OBJECTIVE: Please write out the material below exactly as given.
begin PROVIDED RECORDS
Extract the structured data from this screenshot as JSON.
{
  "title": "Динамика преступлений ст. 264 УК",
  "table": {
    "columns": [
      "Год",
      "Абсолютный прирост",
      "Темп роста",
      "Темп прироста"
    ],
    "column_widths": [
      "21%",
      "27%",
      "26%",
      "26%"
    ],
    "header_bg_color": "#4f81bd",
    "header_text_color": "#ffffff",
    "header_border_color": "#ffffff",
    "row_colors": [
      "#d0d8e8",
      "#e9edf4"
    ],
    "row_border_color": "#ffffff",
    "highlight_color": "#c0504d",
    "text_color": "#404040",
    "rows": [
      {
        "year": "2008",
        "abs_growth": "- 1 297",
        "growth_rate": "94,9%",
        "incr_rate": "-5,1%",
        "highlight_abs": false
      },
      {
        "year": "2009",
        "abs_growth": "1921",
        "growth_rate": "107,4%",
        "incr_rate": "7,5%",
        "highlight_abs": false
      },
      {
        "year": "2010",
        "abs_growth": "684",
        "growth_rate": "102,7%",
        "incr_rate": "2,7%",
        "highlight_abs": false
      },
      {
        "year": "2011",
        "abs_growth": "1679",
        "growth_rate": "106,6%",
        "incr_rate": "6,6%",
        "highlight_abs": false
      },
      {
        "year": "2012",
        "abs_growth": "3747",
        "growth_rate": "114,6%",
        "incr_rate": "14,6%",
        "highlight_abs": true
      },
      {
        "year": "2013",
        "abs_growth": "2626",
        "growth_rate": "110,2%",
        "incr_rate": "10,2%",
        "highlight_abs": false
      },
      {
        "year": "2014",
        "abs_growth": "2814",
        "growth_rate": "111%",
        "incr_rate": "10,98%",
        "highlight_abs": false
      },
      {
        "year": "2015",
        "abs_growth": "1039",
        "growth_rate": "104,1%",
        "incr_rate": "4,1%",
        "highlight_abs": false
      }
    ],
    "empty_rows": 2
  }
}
end PROVIDED RECORDS
RESPONSE TO THIS TASK:
Extract the structured data from this screenshot as JSON.
{
  "title": "Динамика преступлений ст. 264 УК",
  "table": {
    "columns": [
      "Год",
      "Абсолютный прирост",
      "Темп роста",
      "Темп прироста"
    ],
    "column_widths": [
      "21%",
      "27%",
      "26%",
      "26%"
    ],
    "header_bg_color": "#4f81bd",
    "header_text_color": "#ffffff",
    "header_border_color": "#ffffff",
    "row_colors": [
      "#d0d8e8",
      "#e9edf4"
    ],
    "row_border_color": "#ffffff",
    "highlight_color": "#c0504d",
    "text_color": "#404040",
    "rows": [
      {
        "year": "2008",
        "abs_growth": "- 1 297",
        "growth_rate": "94,9%",
        "incr_rate": "-5,1%",
        "highlight_abs": false
      },
      {
        "year": "2009",
        "abs_growth": "1921",
        "growth_rate": "107,4%",
        "incr_rate": "7,5%",
        "highlight_abs": false
      },
      {
        "year": "2010",
        "abs_growth": "684",
        "growth_rate": "102,7%",
        "incr_rate": "2,7%",
        "highlight_abs": false
      },
      {
        "year": "2011",
        "abs_growth": "1679",
        "growth_rate": "106,6%",
        "incr_rate": "6,6%",
        "highlight_abs": false
      },
      {
        "year": "2012",
        "abs_growth": "3747",
        "growth_rate": "114,6%",
        "incr_rate": "14,6%",
        "highlight_abs": true
      },
      {
        "year": "2013",
        "abs_growth": "2626",
        "growth_rate": "110,2%",
        "incr_rate": "10,2%",
        "highlight_abs": false
      },
      {
        "year": "2014",
        "abs_growth": "2814",
        "growth_rate": "111%",
        "incr_rate": "10,98%",
        "highlight_abs": false
      },
      {
        "year": "2015",
        "abs_growth": "1039",
        "growth_rate": "104,1%",
        "incr_rate": "4,1%",
        "highlight_abs": false
      }
    ],
    "empty_rows": 2
  }
}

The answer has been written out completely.